Search the entries below. Return every line that has "study" in it.

### Data lines

● ● ● ● ●

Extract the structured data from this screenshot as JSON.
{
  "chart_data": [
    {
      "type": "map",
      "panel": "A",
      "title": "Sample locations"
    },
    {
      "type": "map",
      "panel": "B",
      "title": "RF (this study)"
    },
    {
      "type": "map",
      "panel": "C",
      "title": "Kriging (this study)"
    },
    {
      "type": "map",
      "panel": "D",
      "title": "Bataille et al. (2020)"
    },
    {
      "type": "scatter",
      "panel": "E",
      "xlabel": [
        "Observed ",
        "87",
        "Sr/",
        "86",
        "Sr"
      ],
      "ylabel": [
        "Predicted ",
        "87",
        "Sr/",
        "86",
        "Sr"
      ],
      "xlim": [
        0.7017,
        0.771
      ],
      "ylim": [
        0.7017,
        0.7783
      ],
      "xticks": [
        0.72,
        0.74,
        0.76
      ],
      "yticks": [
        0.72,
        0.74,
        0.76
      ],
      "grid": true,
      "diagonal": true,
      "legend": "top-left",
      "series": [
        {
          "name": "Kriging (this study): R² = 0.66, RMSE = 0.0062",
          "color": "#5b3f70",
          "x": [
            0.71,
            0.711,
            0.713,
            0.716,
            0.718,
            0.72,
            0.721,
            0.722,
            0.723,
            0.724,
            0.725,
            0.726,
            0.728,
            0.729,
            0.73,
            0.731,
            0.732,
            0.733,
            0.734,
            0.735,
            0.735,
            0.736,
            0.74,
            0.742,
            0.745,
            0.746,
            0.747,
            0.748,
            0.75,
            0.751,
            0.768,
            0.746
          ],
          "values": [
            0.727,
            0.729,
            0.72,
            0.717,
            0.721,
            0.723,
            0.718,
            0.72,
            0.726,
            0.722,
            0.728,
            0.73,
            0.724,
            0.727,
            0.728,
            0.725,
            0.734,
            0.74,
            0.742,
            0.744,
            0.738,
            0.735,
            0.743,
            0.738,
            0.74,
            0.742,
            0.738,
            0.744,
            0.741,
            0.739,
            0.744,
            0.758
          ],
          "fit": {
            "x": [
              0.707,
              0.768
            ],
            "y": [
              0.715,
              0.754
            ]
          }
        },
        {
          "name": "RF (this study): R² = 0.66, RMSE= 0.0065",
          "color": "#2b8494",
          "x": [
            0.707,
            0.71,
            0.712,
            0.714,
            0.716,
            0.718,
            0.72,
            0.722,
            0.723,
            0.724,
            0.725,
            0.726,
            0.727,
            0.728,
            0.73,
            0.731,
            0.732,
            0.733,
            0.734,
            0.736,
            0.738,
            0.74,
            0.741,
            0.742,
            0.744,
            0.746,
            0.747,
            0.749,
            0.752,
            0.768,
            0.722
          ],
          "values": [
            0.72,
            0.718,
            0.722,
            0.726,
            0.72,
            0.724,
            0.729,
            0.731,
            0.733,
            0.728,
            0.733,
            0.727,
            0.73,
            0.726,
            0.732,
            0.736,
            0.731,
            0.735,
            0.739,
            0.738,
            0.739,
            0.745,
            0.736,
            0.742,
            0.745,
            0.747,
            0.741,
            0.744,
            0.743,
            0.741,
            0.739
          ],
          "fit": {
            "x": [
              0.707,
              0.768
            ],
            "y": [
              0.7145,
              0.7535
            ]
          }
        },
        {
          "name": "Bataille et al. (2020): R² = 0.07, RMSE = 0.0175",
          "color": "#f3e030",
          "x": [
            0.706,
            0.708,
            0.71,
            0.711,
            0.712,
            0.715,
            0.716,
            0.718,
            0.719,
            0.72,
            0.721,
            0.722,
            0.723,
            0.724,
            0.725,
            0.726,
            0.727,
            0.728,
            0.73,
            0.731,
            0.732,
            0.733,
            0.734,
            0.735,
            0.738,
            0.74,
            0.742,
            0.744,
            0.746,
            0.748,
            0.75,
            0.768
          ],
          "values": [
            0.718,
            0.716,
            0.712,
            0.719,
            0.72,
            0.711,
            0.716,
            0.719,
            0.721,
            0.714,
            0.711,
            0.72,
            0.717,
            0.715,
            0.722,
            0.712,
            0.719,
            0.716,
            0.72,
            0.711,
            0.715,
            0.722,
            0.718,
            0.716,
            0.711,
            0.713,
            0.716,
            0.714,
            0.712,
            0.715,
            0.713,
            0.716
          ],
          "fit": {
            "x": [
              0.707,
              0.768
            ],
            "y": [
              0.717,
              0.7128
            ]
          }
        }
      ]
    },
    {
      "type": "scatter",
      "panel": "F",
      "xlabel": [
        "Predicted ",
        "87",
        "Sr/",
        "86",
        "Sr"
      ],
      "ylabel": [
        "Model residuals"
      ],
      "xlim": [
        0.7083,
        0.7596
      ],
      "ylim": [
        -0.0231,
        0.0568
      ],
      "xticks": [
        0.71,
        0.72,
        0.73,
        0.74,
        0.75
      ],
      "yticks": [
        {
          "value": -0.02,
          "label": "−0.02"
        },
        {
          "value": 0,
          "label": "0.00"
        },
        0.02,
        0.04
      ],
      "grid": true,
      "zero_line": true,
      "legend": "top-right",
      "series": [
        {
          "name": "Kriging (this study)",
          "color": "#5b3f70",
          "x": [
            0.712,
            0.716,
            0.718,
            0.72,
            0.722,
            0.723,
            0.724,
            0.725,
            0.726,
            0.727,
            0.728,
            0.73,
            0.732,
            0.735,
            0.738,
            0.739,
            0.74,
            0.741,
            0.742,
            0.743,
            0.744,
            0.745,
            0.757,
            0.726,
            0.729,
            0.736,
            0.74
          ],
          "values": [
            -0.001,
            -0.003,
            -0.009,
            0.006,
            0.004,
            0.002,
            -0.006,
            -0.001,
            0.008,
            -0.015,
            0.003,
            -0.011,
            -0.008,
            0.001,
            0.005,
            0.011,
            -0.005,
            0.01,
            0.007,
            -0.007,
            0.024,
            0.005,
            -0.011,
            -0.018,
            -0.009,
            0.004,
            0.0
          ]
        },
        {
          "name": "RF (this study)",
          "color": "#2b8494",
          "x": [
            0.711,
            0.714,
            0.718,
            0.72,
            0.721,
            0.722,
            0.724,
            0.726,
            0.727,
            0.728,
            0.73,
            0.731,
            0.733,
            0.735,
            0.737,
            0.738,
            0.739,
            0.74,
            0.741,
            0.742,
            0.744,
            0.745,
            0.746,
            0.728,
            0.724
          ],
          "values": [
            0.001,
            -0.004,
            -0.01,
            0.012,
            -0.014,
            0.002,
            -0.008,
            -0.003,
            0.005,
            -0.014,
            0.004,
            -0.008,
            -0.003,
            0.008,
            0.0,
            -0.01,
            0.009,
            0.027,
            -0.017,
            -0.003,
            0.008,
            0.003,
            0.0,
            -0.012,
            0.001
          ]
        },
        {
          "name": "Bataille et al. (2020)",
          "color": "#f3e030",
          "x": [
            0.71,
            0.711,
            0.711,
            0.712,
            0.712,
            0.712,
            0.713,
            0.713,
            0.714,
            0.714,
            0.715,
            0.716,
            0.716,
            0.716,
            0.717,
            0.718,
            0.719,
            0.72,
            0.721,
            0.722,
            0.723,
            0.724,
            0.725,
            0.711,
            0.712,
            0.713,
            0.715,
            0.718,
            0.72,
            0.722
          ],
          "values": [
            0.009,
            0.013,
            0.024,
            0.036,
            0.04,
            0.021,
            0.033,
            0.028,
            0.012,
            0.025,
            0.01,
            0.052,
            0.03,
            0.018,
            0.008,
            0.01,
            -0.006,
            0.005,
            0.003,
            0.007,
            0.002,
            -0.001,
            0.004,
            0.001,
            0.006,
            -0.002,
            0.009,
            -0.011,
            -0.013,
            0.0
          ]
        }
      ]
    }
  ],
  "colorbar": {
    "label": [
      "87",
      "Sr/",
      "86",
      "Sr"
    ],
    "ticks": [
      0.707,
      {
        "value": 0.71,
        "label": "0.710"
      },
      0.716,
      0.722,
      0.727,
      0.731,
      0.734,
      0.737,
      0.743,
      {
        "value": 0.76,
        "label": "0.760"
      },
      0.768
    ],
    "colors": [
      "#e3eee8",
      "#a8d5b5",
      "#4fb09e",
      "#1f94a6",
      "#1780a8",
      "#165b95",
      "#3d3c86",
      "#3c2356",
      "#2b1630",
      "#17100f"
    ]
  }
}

● ● ● ● ●

### Worked answer
      "title": "RF (this study)"
      "title": "Kriging (this study)"
          "name": "Kriging (this study): R² = 0.66, RMSE = 0.0062",
          "name": "RF (this study): R² = 0.66, RMSE= 0.0065",
          "name": "Kriging (this study)",
          "name": "RF (this study)",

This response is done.